| Required work |
Report every line from the material that contains the word "text".

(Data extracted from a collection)
--- --- ---

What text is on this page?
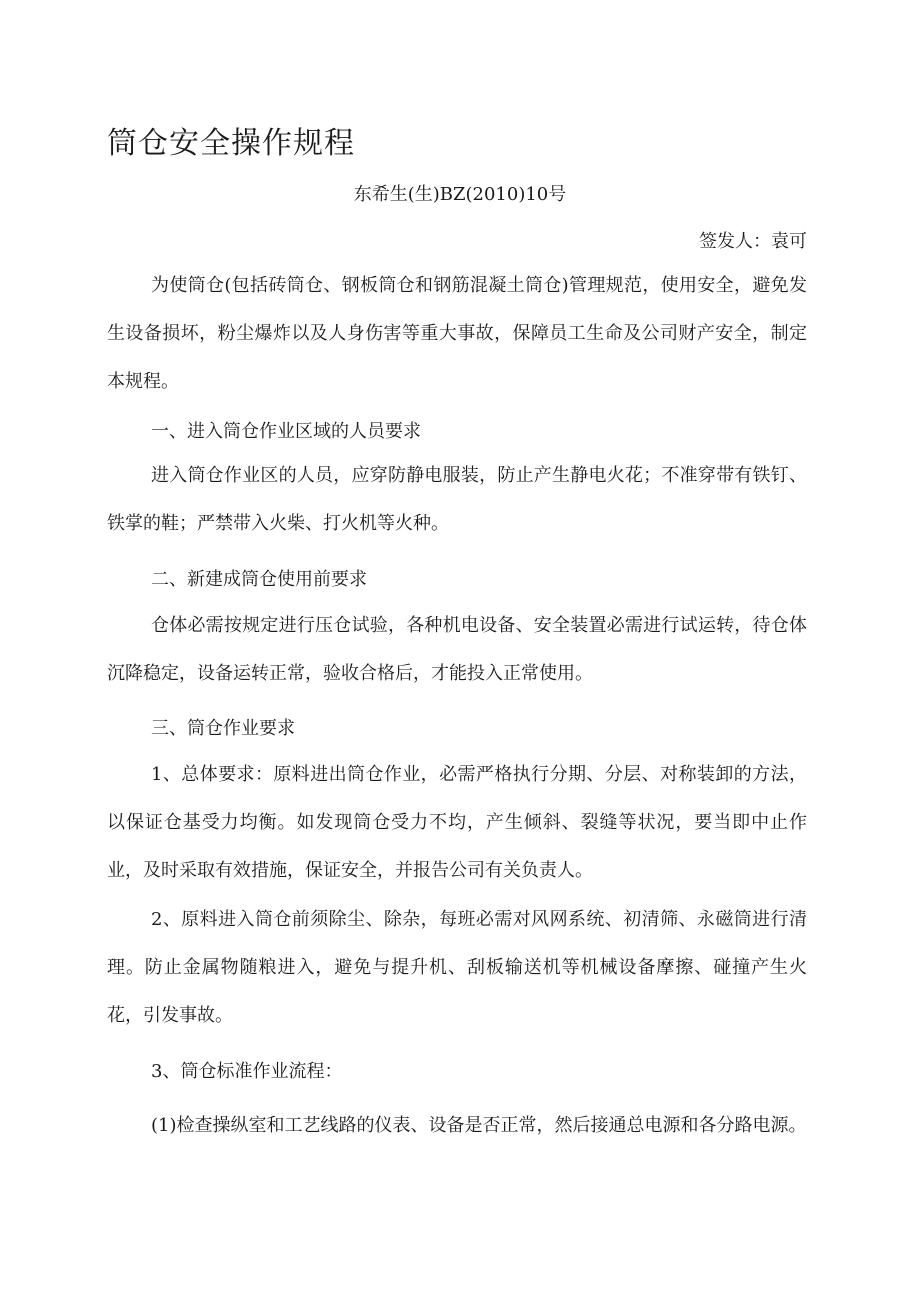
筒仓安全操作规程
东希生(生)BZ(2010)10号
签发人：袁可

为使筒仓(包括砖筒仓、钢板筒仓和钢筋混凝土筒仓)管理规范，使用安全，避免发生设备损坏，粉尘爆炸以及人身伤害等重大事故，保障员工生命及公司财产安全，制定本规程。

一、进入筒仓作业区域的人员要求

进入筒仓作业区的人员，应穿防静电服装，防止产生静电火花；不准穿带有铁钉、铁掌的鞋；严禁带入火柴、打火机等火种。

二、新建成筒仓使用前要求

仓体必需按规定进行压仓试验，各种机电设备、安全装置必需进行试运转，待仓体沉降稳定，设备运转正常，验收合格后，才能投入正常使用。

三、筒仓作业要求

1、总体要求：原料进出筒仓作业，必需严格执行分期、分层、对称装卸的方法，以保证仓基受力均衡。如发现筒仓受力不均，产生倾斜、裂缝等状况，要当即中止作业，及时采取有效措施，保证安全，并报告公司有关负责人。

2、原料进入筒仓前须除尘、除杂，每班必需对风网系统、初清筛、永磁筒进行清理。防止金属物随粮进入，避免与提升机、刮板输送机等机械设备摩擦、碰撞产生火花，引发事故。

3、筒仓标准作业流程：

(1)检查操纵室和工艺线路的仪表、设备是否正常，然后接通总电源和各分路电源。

--- --- ---

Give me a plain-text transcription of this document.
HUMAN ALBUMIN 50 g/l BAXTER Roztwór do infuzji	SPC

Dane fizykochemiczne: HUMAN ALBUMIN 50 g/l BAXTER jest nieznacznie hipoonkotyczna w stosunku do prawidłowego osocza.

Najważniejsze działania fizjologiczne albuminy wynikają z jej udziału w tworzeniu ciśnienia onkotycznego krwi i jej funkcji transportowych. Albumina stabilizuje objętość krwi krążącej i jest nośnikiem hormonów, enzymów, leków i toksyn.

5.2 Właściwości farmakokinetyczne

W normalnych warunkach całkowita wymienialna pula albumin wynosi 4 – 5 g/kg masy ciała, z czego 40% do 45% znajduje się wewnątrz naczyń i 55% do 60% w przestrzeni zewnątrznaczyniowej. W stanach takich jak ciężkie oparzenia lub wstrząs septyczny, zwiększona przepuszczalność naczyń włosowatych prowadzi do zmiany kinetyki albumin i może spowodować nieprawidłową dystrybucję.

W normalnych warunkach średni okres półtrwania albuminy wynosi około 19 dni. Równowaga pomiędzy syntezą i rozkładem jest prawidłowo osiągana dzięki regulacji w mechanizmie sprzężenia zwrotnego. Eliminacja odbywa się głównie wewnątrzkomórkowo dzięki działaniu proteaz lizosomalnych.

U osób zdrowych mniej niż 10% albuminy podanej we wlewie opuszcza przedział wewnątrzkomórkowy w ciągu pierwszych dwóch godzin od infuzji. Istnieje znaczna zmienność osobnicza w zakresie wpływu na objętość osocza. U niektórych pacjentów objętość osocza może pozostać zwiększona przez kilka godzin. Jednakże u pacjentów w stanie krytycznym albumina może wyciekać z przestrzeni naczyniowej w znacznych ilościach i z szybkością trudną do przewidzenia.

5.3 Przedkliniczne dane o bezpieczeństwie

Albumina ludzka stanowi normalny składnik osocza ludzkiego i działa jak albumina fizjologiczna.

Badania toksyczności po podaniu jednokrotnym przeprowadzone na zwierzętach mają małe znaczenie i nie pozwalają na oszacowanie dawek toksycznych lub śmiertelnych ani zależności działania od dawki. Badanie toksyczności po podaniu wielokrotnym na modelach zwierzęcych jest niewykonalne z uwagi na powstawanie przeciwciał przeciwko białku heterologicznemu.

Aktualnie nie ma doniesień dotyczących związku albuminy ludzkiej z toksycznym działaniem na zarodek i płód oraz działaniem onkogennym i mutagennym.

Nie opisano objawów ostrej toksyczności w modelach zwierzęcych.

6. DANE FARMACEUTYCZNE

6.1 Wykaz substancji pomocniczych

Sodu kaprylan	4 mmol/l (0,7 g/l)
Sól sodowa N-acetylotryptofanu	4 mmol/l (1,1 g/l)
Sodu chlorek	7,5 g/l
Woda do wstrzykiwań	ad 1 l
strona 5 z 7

--- --- ---

| Solution |
What text is on this page?
Give me a plain-text transcription of this document.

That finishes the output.